(begin)

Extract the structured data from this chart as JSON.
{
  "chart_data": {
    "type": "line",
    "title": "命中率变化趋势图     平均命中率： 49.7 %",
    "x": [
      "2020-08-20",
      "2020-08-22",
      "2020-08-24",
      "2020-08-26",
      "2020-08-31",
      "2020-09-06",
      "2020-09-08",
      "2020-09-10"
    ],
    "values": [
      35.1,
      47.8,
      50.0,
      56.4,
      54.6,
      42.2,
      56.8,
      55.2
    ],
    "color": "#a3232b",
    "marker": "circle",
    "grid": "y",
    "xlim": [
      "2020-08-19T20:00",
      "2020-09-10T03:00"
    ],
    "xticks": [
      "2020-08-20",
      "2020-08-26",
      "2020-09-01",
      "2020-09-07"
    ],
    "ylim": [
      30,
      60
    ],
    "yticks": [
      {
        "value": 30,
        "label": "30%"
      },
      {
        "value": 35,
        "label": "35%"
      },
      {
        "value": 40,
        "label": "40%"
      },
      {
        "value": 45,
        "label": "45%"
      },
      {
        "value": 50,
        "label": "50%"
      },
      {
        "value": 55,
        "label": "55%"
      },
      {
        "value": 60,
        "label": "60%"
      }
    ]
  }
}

(end)
(begin)

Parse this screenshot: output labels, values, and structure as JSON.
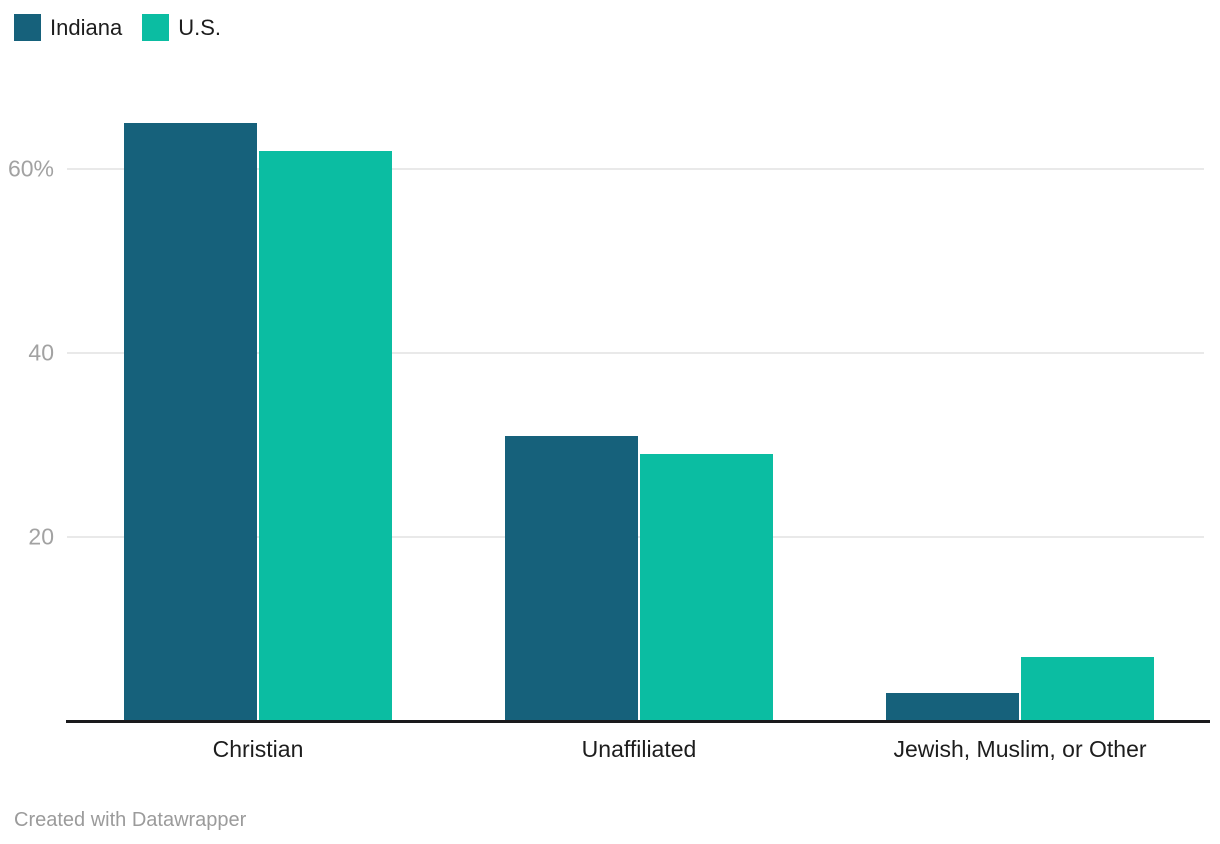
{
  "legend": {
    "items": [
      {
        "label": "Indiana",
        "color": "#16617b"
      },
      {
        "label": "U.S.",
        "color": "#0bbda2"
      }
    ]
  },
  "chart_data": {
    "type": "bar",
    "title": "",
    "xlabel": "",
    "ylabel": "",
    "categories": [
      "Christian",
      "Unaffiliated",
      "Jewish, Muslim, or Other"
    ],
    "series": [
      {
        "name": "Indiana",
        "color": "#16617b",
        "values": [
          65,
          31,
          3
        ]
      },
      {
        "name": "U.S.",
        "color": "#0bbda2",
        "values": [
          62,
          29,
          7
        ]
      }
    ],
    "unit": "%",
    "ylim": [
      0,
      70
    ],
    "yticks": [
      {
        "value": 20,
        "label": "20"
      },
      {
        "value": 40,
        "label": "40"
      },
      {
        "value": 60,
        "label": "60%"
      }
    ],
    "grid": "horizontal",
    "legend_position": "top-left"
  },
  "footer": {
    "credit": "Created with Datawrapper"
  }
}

(end)

▸ **Aim**
Looking at the records above, count the lines where the word "this" appears. State only the number.

▸ **Final answer**
2